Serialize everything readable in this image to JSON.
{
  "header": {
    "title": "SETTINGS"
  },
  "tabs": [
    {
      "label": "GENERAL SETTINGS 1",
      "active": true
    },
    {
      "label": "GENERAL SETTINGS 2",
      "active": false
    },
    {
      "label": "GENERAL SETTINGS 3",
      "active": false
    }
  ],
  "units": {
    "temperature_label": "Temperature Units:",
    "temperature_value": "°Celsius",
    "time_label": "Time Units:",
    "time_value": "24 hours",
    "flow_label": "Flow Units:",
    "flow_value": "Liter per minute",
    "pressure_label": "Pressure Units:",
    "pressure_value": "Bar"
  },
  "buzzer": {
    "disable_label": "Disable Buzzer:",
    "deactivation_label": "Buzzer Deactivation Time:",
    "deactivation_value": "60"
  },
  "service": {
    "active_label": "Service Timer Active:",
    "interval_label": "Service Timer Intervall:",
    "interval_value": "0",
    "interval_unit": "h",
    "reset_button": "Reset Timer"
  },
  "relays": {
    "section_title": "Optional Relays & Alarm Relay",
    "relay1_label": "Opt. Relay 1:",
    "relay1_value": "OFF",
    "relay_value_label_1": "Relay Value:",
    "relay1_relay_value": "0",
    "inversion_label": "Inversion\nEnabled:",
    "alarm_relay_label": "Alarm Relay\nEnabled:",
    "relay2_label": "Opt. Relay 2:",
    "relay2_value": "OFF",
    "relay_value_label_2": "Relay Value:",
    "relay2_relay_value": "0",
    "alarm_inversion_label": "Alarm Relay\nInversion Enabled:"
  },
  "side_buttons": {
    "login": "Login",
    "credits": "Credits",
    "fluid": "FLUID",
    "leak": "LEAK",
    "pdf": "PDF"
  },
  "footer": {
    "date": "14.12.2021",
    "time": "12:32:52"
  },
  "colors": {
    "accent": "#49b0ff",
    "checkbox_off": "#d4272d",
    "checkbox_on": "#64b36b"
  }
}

---

=== WRITTEN REQUEST ===
Select every line of the records holding the string "nEnabled".

=== TASK SOLUTION ===
    "inversion_label": "Inversion\nEnabled:",
    "alarm_relay_label": "Alarm Relay\nEnabled:",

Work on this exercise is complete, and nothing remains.